WHAT TO WORK ON
Repeat the material verbatim and drop the pictures.

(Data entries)

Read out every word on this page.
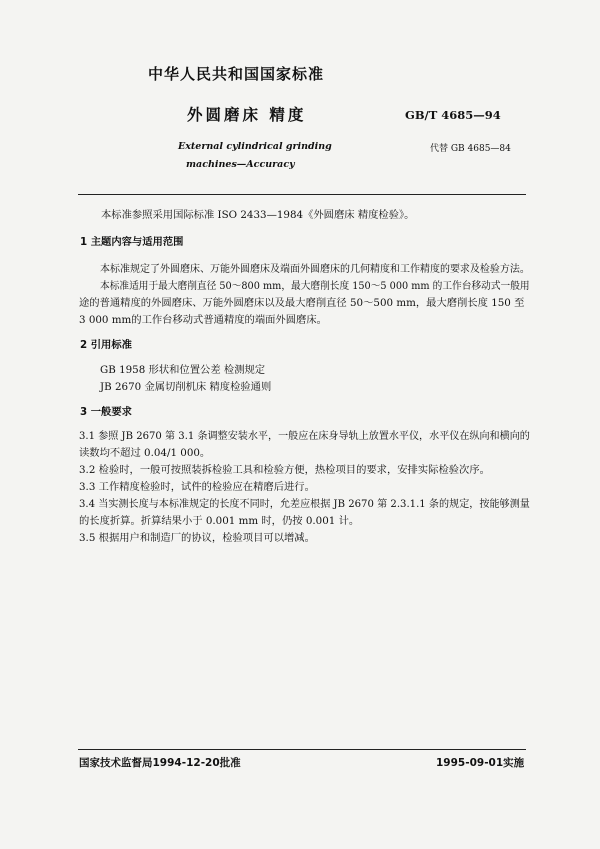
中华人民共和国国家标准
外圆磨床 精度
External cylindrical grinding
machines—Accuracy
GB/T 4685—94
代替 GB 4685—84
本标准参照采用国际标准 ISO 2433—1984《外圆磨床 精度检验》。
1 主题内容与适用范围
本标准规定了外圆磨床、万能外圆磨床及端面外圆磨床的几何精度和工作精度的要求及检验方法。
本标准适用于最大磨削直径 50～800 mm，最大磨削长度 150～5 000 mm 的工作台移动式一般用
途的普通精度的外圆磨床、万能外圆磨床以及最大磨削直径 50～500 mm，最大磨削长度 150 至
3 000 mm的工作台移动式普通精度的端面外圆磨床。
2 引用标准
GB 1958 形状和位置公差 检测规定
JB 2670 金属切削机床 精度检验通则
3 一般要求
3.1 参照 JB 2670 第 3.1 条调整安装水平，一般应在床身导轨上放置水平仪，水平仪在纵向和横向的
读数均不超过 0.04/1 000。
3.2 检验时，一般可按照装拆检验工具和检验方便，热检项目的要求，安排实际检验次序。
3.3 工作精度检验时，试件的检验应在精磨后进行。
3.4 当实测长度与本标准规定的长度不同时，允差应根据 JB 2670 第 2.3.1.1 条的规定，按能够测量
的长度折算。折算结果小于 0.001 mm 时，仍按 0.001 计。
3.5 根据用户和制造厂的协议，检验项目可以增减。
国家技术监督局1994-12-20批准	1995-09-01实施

RESULT
Read out every word on this page.
中华人民共和国国家标准
外圆磨床 精度
External cylindrical grinding
machines—Accuracy
GB/T 4685—94
代替 GB 4685—84
本标准参照采用国际标准 ISO 2433—1984《外圆磨床 精度检验》。
1 主题内容与适用范围
本标准规定了外圆磨床、万能外圆磨床及端面外圆磨床的几何精度和工作精度的要求及检验方法。
本标准适用于最大磨削直径 50～800 mm，最大磨削长度 150～5 000 mm 的工作台移动式一般用
途的普通精度的外圆磨床、万能外圆磨床以及最大磨削直径 50～500 mm，最大磨削长度 150 至
3 000 mm的工作台移动式普通精度的端面外圆磨床。
2 引用标准
GB 1958 形状和位置公差 检测规定
JB 2670 金属切削机床 精度检验通则
3 一般要求
3.1 参照 JB 2670 第 3.1 条调整安装水平，一般应在床身导轨上放置水平仪，水平仪在纵向和横向的
读数均不超过 0.04/1 000。
3.2 检验时，一般可按照装拆检验工具和检验方便，热检项目的要求，安排实际检验次序。
3.3 工作精度检验时，试件的检验应在精磨后进行。
3.4 当实测长度与本标准规定的长度不同时，允差应根据 JB 2670 第 2.3.1.1 条的规定，按能够测量
的长度折算。折算结果小于 0.001 mm 时，仍按 0.001 计。
3.5 根据用户和制造厂的协议，检验项目可以增减。
国家技术监督局1994-12-20批准	1995-09-01实施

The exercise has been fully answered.